Collected data:

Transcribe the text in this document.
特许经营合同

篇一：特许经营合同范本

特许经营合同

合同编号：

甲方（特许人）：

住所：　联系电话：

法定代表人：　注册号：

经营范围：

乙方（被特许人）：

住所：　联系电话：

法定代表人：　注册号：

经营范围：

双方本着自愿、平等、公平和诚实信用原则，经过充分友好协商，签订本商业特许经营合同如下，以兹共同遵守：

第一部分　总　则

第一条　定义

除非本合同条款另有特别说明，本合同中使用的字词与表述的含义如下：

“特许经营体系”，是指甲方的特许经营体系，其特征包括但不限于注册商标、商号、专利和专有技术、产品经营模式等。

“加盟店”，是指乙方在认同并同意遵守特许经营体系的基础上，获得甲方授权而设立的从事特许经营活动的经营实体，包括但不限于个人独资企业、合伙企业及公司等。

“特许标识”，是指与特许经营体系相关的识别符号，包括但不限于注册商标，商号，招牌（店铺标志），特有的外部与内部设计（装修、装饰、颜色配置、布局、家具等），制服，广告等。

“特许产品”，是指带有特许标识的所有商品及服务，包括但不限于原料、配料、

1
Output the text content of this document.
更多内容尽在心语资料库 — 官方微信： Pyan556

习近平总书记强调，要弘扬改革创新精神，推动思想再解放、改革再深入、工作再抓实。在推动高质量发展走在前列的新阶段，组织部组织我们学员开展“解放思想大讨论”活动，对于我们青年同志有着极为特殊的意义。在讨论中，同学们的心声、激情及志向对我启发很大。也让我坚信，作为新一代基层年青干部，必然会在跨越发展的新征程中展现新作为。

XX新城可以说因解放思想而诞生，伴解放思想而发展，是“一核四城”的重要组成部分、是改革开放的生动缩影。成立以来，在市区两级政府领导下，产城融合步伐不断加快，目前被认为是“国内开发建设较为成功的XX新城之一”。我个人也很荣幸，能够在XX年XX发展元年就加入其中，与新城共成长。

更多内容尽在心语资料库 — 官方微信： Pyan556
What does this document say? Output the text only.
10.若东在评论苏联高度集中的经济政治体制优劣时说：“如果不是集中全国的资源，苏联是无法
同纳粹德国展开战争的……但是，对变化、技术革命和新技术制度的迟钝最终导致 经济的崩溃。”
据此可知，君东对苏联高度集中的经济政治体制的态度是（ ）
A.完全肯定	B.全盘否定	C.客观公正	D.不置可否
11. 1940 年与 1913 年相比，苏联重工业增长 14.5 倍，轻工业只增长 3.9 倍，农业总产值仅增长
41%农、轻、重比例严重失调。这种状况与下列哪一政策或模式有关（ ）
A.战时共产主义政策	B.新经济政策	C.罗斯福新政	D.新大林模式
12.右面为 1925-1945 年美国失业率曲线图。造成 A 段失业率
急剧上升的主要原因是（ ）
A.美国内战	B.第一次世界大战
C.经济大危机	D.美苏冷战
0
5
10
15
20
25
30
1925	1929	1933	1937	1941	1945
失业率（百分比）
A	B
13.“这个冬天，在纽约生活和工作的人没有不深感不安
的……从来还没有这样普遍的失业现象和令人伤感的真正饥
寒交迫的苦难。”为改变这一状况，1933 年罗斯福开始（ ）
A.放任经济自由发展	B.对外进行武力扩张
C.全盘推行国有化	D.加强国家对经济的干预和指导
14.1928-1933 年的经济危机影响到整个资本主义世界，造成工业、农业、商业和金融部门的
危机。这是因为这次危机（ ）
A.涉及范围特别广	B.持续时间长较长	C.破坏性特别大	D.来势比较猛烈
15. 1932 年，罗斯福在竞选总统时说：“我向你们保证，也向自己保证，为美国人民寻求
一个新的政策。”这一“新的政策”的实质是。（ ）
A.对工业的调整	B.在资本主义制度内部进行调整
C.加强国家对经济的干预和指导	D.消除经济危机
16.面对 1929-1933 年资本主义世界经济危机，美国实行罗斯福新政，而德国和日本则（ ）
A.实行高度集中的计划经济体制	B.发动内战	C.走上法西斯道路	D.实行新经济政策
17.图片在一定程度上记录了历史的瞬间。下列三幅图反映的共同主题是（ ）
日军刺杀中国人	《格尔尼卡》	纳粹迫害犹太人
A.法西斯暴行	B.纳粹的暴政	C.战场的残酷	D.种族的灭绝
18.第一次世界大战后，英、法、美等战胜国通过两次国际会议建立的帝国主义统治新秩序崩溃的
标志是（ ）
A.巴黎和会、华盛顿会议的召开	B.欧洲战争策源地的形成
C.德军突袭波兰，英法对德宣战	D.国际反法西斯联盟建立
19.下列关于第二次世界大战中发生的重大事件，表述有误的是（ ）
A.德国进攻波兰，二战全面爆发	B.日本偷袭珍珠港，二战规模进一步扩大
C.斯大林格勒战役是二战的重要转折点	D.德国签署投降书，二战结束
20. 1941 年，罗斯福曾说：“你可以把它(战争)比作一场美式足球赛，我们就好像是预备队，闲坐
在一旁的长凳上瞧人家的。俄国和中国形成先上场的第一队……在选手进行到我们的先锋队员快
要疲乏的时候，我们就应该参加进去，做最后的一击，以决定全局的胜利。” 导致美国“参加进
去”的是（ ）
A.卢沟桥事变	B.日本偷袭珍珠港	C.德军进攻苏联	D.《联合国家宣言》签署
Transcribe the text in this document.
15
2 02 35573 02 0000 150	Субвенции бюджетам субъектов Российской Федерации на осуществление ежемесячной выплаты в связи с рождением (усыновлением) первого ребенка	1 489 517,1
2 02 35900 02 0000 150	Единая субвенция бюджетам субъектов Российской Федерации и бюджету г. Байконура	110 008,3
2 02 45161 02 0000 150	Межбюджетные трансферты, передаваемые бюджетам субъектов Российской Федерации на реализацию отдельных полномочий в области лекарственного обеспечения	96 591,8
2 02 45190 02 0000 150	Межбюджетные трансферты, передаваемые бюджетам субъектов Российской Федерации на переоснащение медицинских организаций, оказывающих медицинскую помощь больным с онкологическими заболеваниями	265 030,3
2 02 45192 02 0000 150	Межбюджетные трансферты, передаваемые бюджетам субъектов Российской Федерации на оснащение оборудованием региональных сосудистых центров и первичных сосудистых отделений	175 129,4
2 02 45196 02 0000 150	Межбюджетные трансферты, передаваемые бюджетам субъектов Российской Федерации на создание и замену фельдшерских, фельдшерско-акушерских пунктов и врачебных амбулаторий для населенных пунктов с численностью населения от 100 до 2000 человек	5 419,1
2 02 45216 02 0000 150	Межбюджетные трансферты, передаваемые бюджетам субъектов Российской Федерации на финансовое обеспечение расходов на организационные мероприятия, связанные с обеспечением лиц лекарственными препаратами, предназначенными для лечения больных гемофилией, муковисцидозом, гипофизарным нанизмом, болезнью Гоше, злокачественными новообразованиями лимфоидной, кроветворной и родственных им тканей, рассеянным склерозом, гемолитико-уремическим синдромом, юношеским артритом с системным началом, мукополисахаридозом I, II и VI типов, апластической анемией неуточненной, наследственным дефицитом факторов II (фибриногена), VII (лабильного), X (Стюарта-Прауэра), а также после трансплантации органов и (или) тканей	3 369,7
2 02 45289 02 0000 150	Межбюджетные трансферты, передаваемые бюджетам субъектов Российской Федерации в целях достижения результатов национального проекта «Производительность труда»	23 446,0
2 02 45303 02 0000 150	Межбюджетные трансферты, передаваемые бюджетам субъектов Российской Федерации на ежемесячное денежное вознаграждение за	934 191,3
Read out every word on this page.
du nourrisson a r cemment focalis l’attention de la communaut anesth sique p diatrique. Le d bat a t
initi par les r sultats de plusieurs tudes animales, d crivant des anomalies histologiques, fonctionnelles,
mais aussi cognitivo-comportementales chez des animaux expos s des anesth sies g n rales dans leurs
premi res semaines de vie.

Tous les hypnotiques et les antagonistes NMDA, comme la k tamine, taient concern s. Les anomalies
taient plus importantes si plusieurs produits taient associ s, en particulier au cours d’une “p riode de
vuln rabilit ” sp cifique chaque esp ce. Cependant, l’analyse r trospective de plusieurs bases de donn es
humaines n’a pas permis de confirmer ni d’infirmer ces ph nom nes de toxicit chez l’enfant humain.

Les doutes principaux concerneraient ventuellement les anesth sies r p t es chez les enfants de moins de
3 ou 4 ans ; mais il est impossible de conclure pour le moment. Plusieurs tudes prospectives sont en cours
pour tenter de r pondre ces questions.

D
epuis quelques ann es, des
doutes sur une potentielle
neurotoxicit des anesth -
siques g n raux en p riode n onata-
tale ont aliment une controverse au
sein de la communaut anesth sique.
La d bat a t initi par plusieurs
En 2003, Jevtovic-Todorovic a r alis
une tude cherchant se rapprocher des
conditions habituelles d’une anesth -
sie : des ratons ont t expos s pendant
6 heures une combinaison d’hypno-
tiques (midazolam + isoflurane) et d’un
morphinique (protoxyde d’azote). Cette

▸ **STATED EXERCISE**
Report how many lines of the data hold the string "日本偷袭珍珠港"; give only the number.

▸ **TASK RESPONSE**
2